# Exercise:
State the count of lines below in which the word "color" appears, and add nothing.

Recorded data
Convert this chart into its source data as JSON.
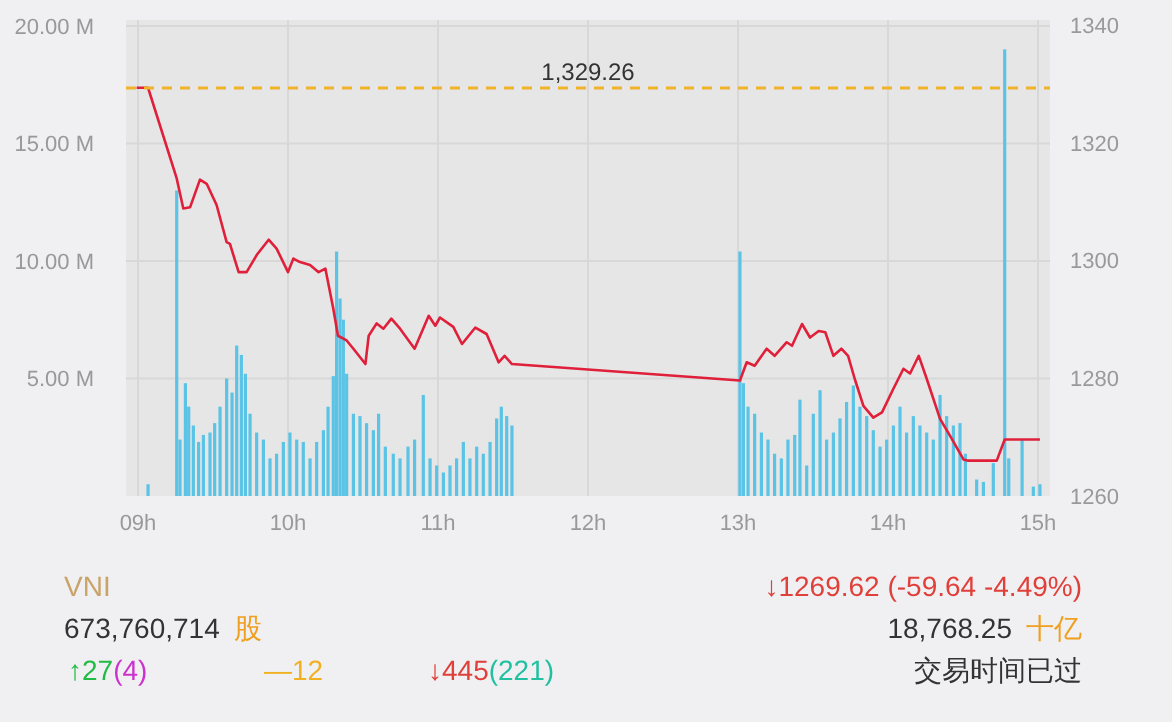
{
  "chart_data": {
    "type": "bar",
    "xlim": [
      8.92,
      15.08
    ],
    "xticks": [
      {
        "value": 9,
        "label": "09h"
      },
      {
        "value": 10,
        "label": "10h"
      },
      {
        "value": 11,
        "label": "11h"
      },
      {
        "value": 12,
        "label": "12h"
      },
      {
        "value": 13,
        "label": "13h"
      },
      {
        "value": 14,
        "label": "14h"
      },
      {
        "value": 15,
        "label": "15h"
      }
    ],
    "ylim": [
      0,
      20.25
    ],
    "yticks": [
      {
        "value": 5,
        "label": "5.00 M"
      },
      {
        "value": 10,
        "label": "10.00 M"
      },
      {
        "value": 15,
        "label": "15.00 M"
      },
      {
        "value": 20,
        "label": "20.00 M"
      }
    ],
    "y2lim": [
      1260,
      1340.8
    ],
    "y2ticks": [
      1260,
      1280,
      1300,
      1320,
      1340
    ],
    "grid": true,
    "series": [
      {
        "color": "#5bc4e6",
        "x": [
          9.067,
          9.258,
          9.28,
          9.316,
          9.338,
          9.369,
          9.404,
          9.436,
          9.48,
          9.511,
          9.547,
          9.591,
          9.627,
          9.658,
          9.689,
          9.716,
          9.747,
          9.791,
          9.836,
          9.88,
          9.924,
          9.969,
          10.013,
          10.058,
          10.102,
          10.147,
          10.191,
          10.236,
          10.267,
          10.302,
          10.324,
          10.347,
          10.369,
          10.391,
          10.436,
          10.48,
          10.524,
          10.569,
          10.604,
          10.649,
          10.702,
          10.747,
          10.8,
          10.844,
          10.902,
          10.947,
          10.991,
          11.036,
          11.08,
          11.124,
          11.169,
          11.213,
          11.258,
          11.302,
          11.347,
          11.391,
          11.422,
          11.458,
          11.493,
          13.013,
          13.036,
          13.067,
          13.111,
          13.156,
          13.2,
          13.244,
          13.289,
          13.333,
          13.378,
          13.413,
          13.458,
          13.502,
          13.547,
          13.591,
          13.636,
          13.68,
          13.724,
          13.769,
          13.813,
          13.858,
          13.902,
          13.947,
          13.991,
          14.036,
          14.08,
          14.124,
          14.169,
          14.213,
          14.258,
          14.302,
          14.347,
          14.391,
          14.436,
          14.48,
          14.516,
          14.591,
          14.636,
          14.702,
          14.778,
          14.805,
          14.894,
          14.969,
          15.013
        ],
        "values": [
          0.5,
          13.0,
          2.4,
          4.8,
          3.8,
          3.0,
          2.3,
          2.6,
          2.7,
          3.1,
          3.8,
          5.0,
          4.4,
          6.4,
          6.0,
          5.2,
          3.5,
          2.7,
          2.4,
          1.6,
          1.8,
          2.3,
          2.7,
          2.4,
          2.3,
          1.6,
          2.3,
          2.8,
          3.8,
          5.1,
          10.4,
          8.4,
          7.5,
          5.2,
          3.5,
          3.4,
          3.1,
          2.8,
          3.5,
          2.1,
          1.8,
          1.6,
          2.1,
          2.4,
          4.3,
          1.6,
          1.3,
          1.0,
          1.3,
          1.6,
          2.3,
          1.6,
          2.1,
          1.8,
          2.3,
          3.3,
          3.8,
          3.4,
          3.0,
          10.4,
          4.8,
          3.8,
          3.5,
          2.7,
          2.4,
          1.8,
          1.6,
          2.4,
          2.6,
          4.1,
          1.3,
          3.5,
          4.5,
          2.4,
          2.7,
          3.3,
          4.0,
          4.7,
          3.8,
          3.4,
          2.8,
          2.1,
          2.4,
          3.0,
          3.8,
          2.7,
          3.4,
          3.0,
          2.7,
          2.4,
          4.3,
          3.4,
          3.0,
          3.1,
          1.8,
          0.7,
          0.6,
          1.4,
          19.0,
          1.6,
          2.4,
          0.4,
          0.5
        ]
      },
      {
        "type": "line",
        "axis": "y2",
        "color": "#e0203a",
        "x": [
          8.991,
          9.067,
          9.258,
          9.302,
          9.347,
          9.413,
          9.458,
          9.524,
          9.591,
          9.613,
          9.671,
          9.724,
          9.791,
          9.871,
          9.924,
          10.0,
          10.036,
          10.08,
          10.147,
          10.204,
          10.249,
          10.302,
          10.333,
          10.391,
          10.436,
          10.516,
          10.538,
          10.591,
          10.636,
          10.689,
          10.747,
          10.844,
          10.938,
          10.982,
          11.013,
          11.102,
          11.16,
          11.249,
          11.324,
          11.404,
          11.444,
          11.493,
          13.013,
          13.058,
          13.111,
          13.191,
          13.244,
          13.325,
          13.36,
          13.427,
          13.48,
          13.538,
          13.582,
          13.636,
          13.689,
          13.734,
          13.778,
          13.836,
          13.902,
          13.96,
          14.036,
          14.103,
          14.147,
          14.205,
          14.258,
          14.347,
          14.414,
          14.503,
          14.534,
          14.725,
          14.778,
          15.013
        ],
        "values": [
          1329.3,
          1329.3,
          1313.9,
          1308.8,
          1309.0,
          1313.7,
          1313.0,
          1309.4,
          1303.1,
          1302.8,
          1298.0,
          1298.0,
          1300.9,
          1303.5,
          1302.0,
          1298.0,
          1300.3,
          1299.7,
          1299.2,
          1298.0,
          1298.6,
          1291.8,
          1287.2,
          1286.4,
          1285.0,
          1282.4,
          1287.2,
          1289.3,
          1288.4,
          1290.1,
          1288.4,
          1285.0,
          1290.6,
          1288.9,
          1290.3,
          1288.7,
          1285.8,
          1288.6,
          1287.5,
          1282.7,
          1283.8,
          1282.4,
          1279.6,
          1282.7,
          1282.1,
          1285.0,
          1283.8,
          1286.1,
          1285.5,
          1289.2,
          1286.9,
          1288.0,
          1287.8,
          1283.8,
          1285.0,
          1283.8,
          1279.9,
          1275.3,
          1273.3,
          1274.2,
          1278.2,
          1281.6,
          1280.8,
          1283.8,
          1279.9,
          1273.1,
          1270.2,
          1266.2,
          1266.0,
          1266.0,
          1269.6,
          1269.6
        ]
      }
    ],
    "ref_lines": [
      {
        "axis": "y2",
        "value": 1329.26,
        "label": "1,329.26",
        "color": "#f0b429",
        "line_style": "dashed"
      }
    ],
    "annotations": [
      "VNI",
      "↓1269.62  (-59.64  -4.49%)",
      "673,760,714",
      "股",
      "18,768.25",
      "十亿",
      "↑27",
      "(4)",
      "—12",
      "↓445",
      "(221)",
      "交易时间已过"
    ]
  }
}
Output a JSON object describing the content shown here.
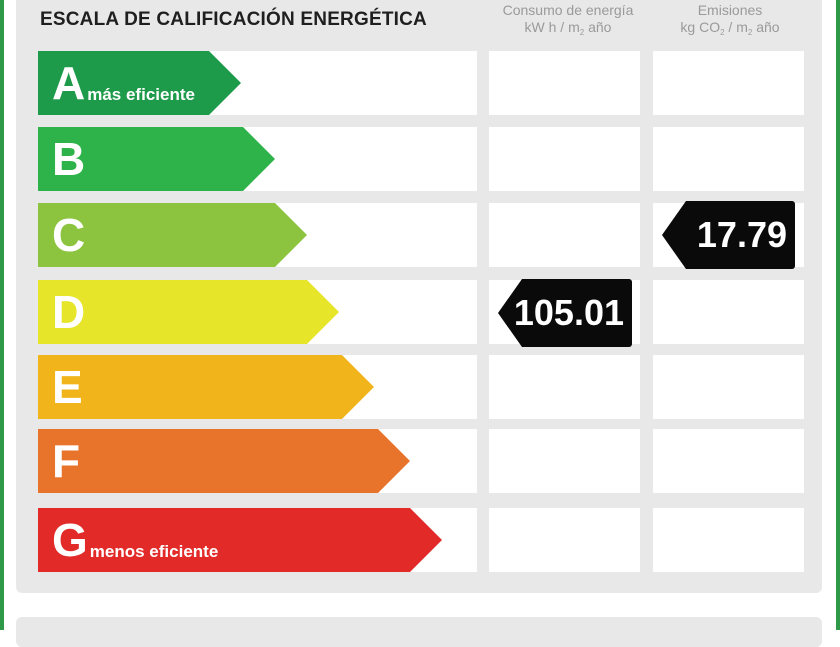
{
  "header": {
    "title": "ESCALA DE CALIFICACIÓN ENERGÉTICA",
    "consumo": {
      "line1": "Consumo de energía",
      "unit_a": "kW h / m",
      "unit_sub": "2",
      "unit_b": " año"
    },
    "emisiones": {
      "line1": "Emisiones",
      "unit_a": "kg CO",
      "unit_sub": "2",
      "unit_c": " / m",
      "unit_sub2": "2",
      "unit_b": " año"
    }
  },
  "ratings": [
    {
      "letter": "A",
      "note": "más eficiente",
      "color": "#1e9a4b"
    },
    {
      "letter": "B",
      "note": "",
      "color": "#2db34a"
    },
    {
      "letter": "C",
      "note": "",
      "color": "#8cc43f"
    },
    {
      "letter": "D",
      "note": "",
      "color": "#e6e52a"
    },
    {
      "letter": "E",
      "note": "",
      "color": "#f1b51b"
    },
    {
      "letter": "F",
      "note": "",
      "color": "#e8732a"
    },
    {
      "letter": "G",
      "note": "menos eficiente",
      "color": "#e22a28"
    }
  ],
  "results": {
    "consumo": {
      "value": "105.01",
      "rating": "D"
    },
    "emisiones": {
      "value": "17.79",
      "rating": "C"
    }
  }
}
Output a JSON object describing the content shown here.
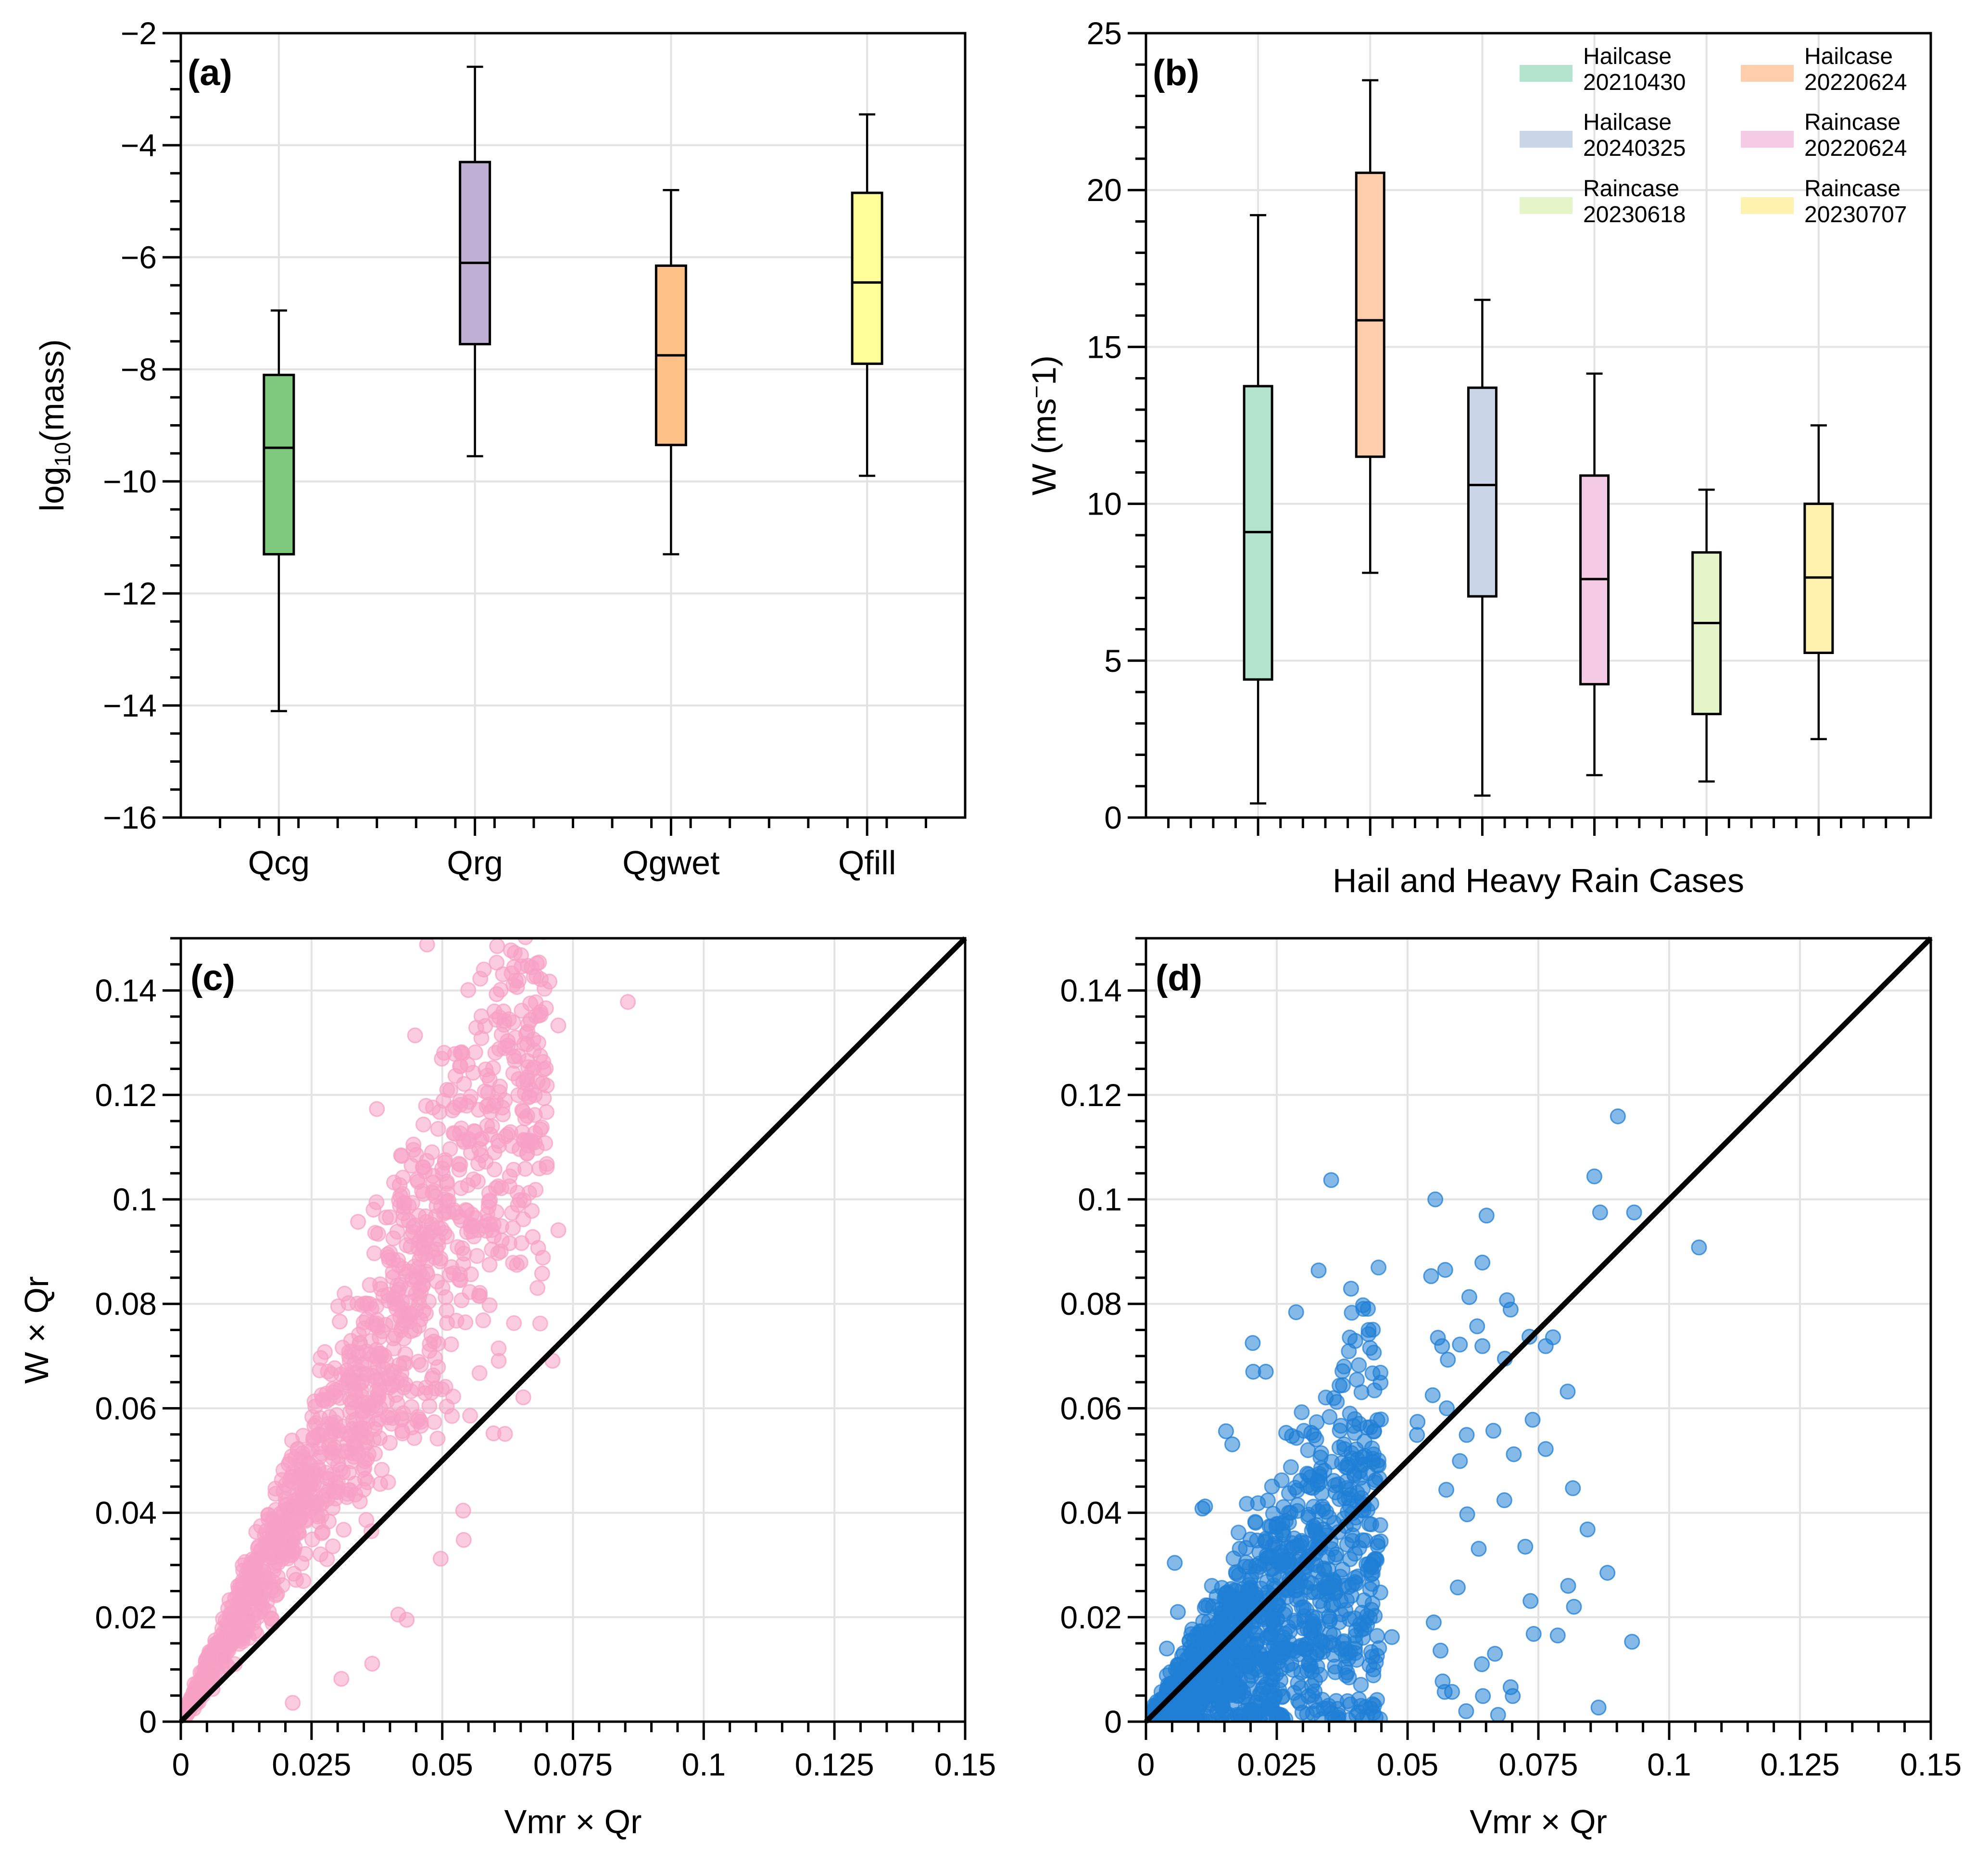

# The result:
10